Directions ::
Copy out each line that mentions the word "домах".

=== Listing ===

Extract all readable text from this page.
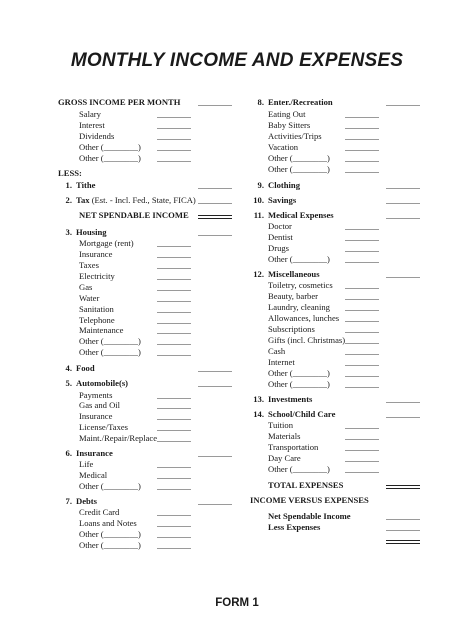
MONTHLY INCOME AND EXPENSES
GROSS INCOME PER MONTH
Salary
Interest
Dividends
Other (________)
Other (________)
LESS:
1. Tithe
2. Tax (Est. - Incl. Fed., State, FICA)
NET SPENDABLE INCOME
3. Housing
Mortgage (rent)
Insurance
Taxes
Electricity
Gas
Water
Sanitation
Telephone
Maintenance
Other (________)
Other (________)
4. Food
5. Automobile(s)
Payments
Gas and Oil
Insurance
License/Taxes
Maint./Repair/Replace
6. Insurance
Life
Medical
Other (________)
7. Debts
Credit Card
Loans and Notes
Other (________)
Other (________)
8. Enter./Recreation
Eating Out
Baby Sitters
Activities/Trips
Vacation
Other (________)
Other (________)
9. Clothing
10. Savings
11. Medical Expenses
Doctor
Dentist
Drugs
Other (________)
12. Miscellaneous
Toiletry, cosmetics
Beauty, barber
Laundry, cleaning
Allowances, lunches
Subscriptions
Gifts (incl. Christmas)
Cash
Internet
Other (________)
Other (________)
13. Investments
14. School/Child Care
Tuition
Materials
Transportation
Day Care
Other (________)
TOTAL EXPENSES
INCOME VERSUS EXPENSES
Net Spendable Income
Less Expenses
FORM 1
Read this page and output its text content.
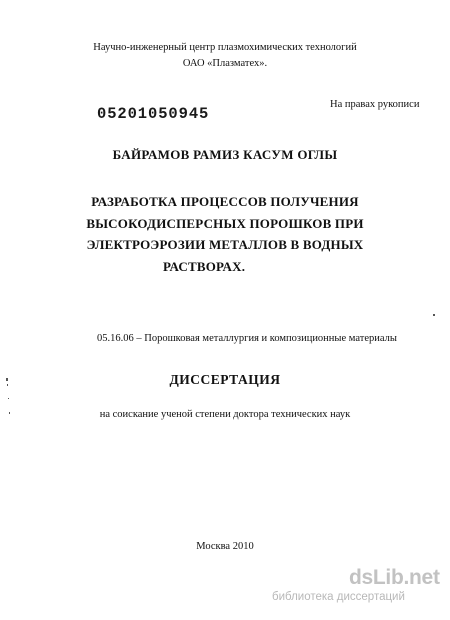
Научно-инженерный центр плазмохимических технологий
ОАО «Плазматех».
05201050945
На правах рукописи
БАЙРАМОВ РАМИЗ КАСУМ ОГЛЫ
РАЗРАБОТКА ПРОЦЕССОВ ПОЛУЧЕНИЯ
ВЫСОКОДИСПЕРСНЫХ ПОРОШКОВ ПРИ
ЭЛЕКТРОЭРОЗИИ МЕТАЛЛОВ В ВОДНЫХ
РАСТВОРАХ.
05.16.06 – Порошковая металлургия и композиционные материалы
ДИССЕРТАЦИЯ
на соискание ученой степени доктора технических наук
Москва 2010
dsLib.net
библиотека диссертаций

===
=== Listing ===

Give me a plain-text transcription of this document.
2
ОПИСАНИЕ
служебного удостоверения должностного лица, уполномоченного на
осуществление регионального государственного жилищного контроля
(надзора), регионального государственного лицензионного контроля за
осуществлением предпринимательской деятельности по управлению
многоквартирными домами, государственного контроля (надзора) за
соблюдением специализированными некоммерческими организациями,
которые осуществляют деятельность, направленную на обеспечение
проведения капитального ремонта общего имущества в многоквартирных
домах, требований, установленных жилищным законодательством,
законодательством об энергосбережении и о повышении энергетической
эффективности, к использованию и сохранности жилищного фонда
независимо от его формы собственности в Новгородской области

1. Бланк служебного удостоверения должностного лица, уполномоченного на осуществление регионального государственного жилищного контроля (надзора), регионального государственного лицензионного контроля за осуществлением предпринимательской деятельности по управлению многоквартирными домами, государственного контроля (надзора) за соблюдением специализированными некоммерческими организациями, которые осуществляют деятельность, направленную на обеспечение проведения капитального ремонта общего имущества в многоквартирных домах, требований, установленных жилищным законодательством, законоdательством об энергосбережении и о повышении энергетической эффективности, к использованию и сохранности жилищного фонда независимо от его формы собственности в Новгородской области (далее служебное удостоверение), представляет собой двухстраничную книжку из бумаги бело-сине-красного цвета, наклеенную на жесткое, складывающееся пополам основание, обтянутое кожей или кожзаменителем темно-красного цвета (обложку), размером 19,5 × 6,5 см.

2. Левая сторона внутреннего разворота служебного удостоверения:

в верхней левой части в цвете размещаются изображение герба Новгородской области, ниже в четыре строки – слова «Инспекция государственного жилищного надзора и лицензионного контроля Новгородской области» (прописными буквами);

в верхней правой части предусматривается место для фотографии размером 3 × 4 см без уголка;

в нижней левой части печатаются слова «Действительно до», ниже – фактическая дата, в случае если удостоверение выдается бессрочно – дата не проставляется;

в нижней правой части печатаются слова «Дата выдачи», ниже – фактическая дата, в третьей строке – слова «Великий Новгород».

===
=== Listing ===

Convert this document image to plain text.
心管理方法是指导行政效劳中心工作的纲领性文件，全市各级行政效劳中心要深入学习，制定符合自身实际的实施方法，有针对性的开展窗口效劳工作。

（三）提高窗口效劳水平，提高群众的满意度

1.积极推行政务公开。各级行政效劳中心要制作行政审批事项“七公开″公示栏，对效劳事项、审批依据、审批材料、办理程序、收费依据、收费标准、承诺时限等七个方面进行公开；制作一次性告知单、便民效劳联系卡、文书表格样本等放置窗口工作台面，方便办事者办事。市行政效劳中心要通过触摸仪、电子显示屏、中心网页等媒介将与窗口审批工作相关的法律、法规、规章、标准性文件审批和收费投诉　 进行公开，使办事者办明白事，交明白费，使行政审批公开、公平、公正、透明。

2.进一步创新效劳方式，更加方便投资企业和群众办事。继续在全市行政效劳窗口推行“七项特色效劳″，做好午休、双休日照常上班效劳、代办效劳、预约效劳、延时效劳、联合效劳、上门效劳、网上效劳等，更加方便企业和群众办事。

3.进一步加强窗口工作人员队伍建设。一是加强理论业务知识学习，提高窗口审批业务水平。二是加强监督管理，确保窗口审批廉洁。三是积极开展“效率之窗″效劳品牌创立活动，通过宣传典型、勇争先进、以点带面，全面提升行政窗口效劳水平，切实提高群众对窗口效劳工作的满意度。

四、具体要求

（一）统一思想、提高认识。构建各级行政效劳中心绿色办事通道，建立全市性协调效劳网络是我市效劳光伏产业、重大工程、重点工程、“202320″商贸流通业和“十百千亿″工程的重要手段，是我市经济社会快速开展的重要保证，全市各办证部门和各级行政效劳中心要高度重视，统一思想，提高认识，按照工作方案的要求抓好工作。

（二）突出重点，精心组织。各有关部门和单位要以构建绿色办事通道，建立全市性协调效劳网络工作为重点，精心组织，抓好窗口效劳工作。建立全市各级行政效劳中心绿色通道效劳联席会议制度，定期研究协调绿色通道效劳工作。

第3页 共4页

===

Reply to the exercise ::
домах, требований, установленных жилищным законодательством,
1. Бланк служебного удостоверения должностного лица, уполномоченного на осуществление регионального государственного жилищного контроля (надзора), регионального государственного лицензионного контроля за осуществлением предпринимательской деятельности по управлению многоквартирными домами, государственного контроля (надзора) за соблюдением специализированными некоммерческими организациями, которые осуществляют деятельность, направленную на обеспечение проведения капитального ремонта общего имущества в многоквартирных домах, требований, установленных жилищным законодательством, законоdательством об энергосбережении и о повышении энергетической эффективности, к использованию и сохранности жилищного фонда независимо от его формы собственности в Новгородской области (далее служебное удостоверение), представляет собой двухстраничную книжку из бумаги бело-сине-красного цвета, наклеенную на жесткое, складывающееся пополам основание, обтянутое кожей или кожзаменителем темно-красного цвета (обложку), размером 19,5 × 6,5 см.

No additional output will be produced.